● **Sayfa**
Emsal Mahkeme Kararı Ankara 6. Asliye Ticaret Mahkemesi 2022/291 E. 2022/553 K. 19.07.2022 T.

Görüntülediğiniz mahkeme kararı kesinleşmiş bir karardır.

T.C. … 6. ASLİYE TİCARET MAHKEMESİ Esas-Karar No: 2022/291 Esas – 2022/553
T.C.
… TÜRK MİLLETİ ADINA
6.ASLİYE TİCARET MAHKEMESİ KARAR
ESAS NO : 2022/291 Esas
KARAR NO : 2022/553

HAKİM : …
KATİP …

DAVACI : …
DAVALI …
DAVA : İtirazın İptali
DAVA TARİHİ : 18/04/2022
KARAR TARİHİ : 19/07/2022
KARAR YAZIM TARİHİ : 25/07/2022

Mahkememizde görülmekte olan İtirazın İptali davasının yapılan açık yargılaması sonunda,
GEREĞİ DÜŞÜNÜLDÜ:
Davacı vekili dava dilekçesinde özetle; davalının maliki olduğu, dava dışı Meriç Yılmazer’in sürücüsüsü olduğu … plakalı araç ile seyir halinde iken müvekkili şirkete kasko poliçesi ile sigortalı olan … plakalı kurallara uygun olarak park edilmiş araca geri manevrası sırasında çarparak, maddi hasarlı trafik kazasına sebebiyet verdiğini, bu nedenle davalı aleyhine ilamsız takip başlatıldığını belirterek, … 30.İcra Dairesi 2021/8033 E. Sayılı icra dosyasıyla başlatılan ilamsız icra takibine ilişkin davalı/borçlu tarafından gerçekleştirilen haksız itirazın iptaline ve takip konusu alacağın %20’sinden az olmamak kaydıyla davalı/borçlunun icra inkar tazminatına mahkum edilmesine, yargılama giderleri ve vekalet ücretinin karşı tarafa yükletilmesine karar verilmesini talep ve dava etmiştir.

● **Yapılacak İşler**
1. Mahkeme kararına göre dava hangi tarihte açılmıştır?
2. Aşağıdaki ifadelerin mahkeme kararıyla uyuşup uyuşmadığını belirtiniz. Her biri için evet veya hayır deyip mahkeme kararındaki belirleyici sözcükleri aynen aktarınız.
(a) Karar yazım tarihi 25/07/2022'dir.
(b) Davacı şirkete sigortalı araç, kaza sırasında seyir halindeydi.
(c) Davacı vekili, icra inkâr tazminatının takip konusu alacağın %10'undan az olmamasını talep etmiştir.
3. Mahkeme kararının metnini, son cümlenin ardından gelecek biçimde devam ettiriniz.

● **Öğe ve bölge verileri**
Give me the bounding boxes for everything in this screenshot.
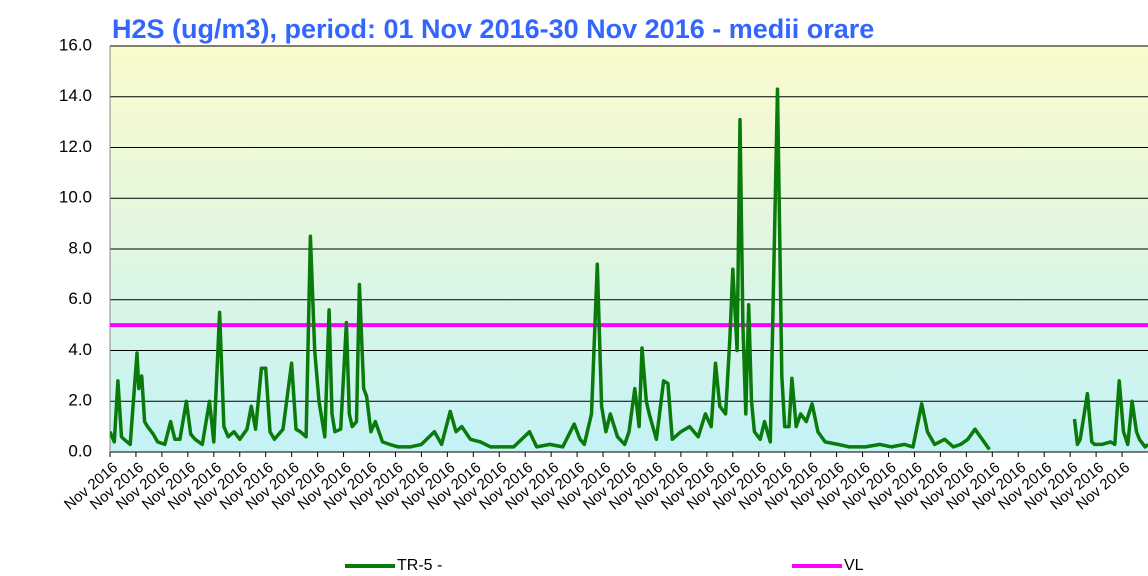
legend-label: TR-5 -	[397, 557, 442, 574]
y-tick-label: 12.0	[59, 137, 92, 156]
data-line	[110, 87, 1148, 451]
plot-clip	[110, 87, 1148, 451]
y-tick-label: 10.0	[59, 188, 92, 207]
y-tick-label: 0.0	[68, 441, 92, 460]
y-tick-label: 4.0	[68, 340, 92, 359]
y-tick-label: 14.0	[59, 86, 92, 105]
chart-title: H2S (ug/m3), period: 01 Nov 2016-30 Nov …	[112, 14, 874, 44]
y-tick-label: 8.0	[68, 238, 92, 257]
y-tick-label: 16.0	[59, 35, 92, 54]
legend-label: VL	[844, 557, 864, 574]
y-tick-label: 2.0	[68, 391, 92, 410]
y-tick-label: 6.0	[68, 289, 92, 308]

● **Yanıtlar**
1. Dava 18/04/2022 tarihinde açılmıştır.

2.
(a) Evet: "KARAR YAZIM TARİHİ : 25/07/2022"
(b) Hayır: "kurallara uygun olarak park edilmiş araca"
(c) Hayır: "takip konusu alacağın %20’sinden az olmamak kaydıyla"

3.
Davalı vekili cevap dilekçesinde özetle; Davacının müvekkilinin sigorta şirketinden usulünce ödeme talebinde bulunmadığını, oysa ki, KTK uyarınca, zararın öncelikle sigorta şirketinden talep edilmesinin yasal zorunluluk olduğunu, davacının sigortalısı olan 06NNG93 plakalı aracın usulüne uygun şekilde park edilmiş olduğu şeklindeki beyanın gerçeği yansıtmadığını, zira, bu aracın oldukça dar olup trafik kanunun/yönetmeliği çerçevesinde park yasağı bulunan bir sokakta park edildiğini, dolayısıyla, kazanın oluşumunda davacı sigorta şirketinin/aracın da kusuru olduğunu, dolayısıyla, davacının dayandığı kendi anlaştıkları kasko ekspertiz raporunun gerçeği yansıtmadığı, kaza tarihinde müvekkilinin aracının ZMM sigorta poliçesinin bulunmadığı iddiası gerçeği yansıtmadığını, davalının aracının sigorta şirketi olan Türkiye Sigorta ile hukuki sorunu olduğunun doğru olduğunu, fakat, müvekkilinin aracının kaza anında/sırasında sigorta poliçesi var olduğunu, icra takibindeki ödeme emrindeki borç miktarı, gerçek hasarı yansıtmadığını, kaza dışındaki hasarların da kazaya dahil edilmiş olduğunu, icra emrindeki faiz oranı ve borç ferileri, yasal dayanaktan yoksun ve gazla olarak belirlendiğini, bu sebeplerle yargılama giderleri ve vekalet ücretinin davacı taraf üzerinde bırakılmasına, karar verilmesini talep etmiştir.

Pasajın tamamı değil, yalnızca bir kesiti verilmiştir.